### Extracted text:
My friend Karen needed a ride to the blood donation center last night. Apparently the last time she gave blood, she was light-headed and could not drive herself home. I was happy to chauffeur. Both she and Cody joked with me a bit that I should give blood too since I would be there anyway. The reason it's a joke is because lots of people know I just don't do blood donation. I love the idea of donating blood. In fact, I even did it once. Over 15 years ago, while in college, I took part in a blood drive on the stage of the school auditorium. And it was one of the biggest disasters of my life. The needle was inserted wrong, my vein was punctured, I bled a ton under the skin, and had a huge painful hematoma that made bending my arm almost impossible for a few days. I had to have help getting dressed because I couldn't bear to move my arm to insert it into clothing.
From that time on I've never donated blood. And, I even have a terrible time having blood drawn at doctor visits. The idea of a needle being put into me is so scary that I'm sure it's one of the main reasons I decided to skip the epidurals when giving birth.

### Activities:
a) In the blood donation story, rewrite the passage beginning at the words "My friend Karen" and stopping after "it into clothing.", with "auditorium" renamed to "gymnasium".
b) Using the blood donation story, decide whether each statement agrees with it. Answer yes or no for each and quote the words that decide it.
(i) Karen was light-headed the last time she gave blood.
(ii) The writer donated blood twice while in college.
(iii) The writer chose to have epidurals when giving birth.
c) Pick up the blood donation story after its final sentence and write what comes next.
The listing that follows is separate material, unrelated to the blood donation story.

(Collected data)

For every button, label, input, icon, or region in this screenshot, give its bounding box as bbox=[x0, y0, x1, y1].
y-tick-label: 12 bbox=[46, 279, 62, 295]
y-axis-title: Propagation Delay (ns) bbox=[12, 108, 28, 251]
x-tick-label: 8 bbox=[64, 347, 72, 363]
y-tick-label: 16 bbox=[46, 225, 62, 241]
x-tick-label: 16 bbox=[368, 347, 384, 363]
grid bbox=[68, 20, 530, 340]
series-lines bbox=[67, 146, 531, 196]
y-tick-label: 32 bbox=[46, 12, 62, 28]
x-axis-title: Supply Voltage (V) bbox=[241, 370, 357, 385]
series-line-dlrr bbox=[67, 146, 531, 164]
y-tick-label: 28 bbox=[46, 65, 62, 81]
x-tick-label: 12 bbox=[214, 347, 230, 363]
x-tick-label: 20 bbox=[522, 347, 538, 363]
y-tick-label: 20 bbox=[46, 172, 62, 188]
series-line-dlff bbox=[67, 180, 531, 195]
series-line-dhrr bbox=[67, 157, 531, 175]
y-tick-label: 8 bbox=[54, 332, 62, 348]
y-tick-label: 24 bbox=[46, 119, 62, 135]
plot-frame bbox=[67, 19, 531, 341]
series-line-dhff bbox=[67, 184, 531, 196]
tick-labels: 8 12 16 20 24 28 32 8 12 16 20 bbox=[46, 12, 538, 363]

### Answers by item:
a)
My friend Karen needed a ride to the blood donation center last night. Apparently the last time she gave blood, she was light-headed and could not drive herself home. I was happy to chauffeur. Both she and Cody joked with me a bit that I should give blood too since I would be there anyway. The reason it's a joke is because lots of people know I just don't do blood donation. I love the idea of donating blood. In fact, I even did it once. Over 15 years ago, while in college, I took part in a blood drive on the stage of the school gymnasium. And it was one of the biggest disasters of my life. The needle was inserted wrong, my vein was punctured, I bled a ton under the skin, and had a huge painful hematoma that made bending my arm almost impossible for a few days. I had to have help getting dressed because I couldn't bear to move my arm to insert it into clothing.

b)
(i) Yes: "the last time she gave blood, she was light-headed"
(ii) No: "In fact, I even did it once."
(iii) No: "I decided to skip the epidurals when giving birth."

c)
But last night, I was feeling brave. I figured thousands of people give blood all the time so it can't be that hard. Yes, I have tiny little veins hidden deep in my arm. Yes, I had a bad experience. But, I am a brave strong woman. I can do this! Think of how it would help people if I donated blood. I was nervous and excited, but I wanted to try it. I went through all the pre-donation questions and check-up. My iron level, by the way, was rocking. I know, it's pathetic to get an ego boost from the technician's compliment on my super high iron level, but please allow me that pleasure as it all went majorly downhill from there.
Finally it was time to get into the chair. I may have been trembling slightly. I was very nervous, but I thought I did a good job of remaining relaxed and calm. The supervisor was doing my blood draw. She told me she was the one they all call if something goes wrong. I asked if that meant she expected something to go wrong with me. Talk about foreshadowing! She got everything all ready to go and began to insert the needle. Even though I was not looking, I felt immediately that something was wrong. It felt awful. She was scrambling to remove the needle and apply pressure as she calmly told me she had blown the vein. I was bleeding under the skin again. She explained I would have a bruise, but as she continued to talk all I could think about was shock that the exact same thing that happened 15 years ago was happening again.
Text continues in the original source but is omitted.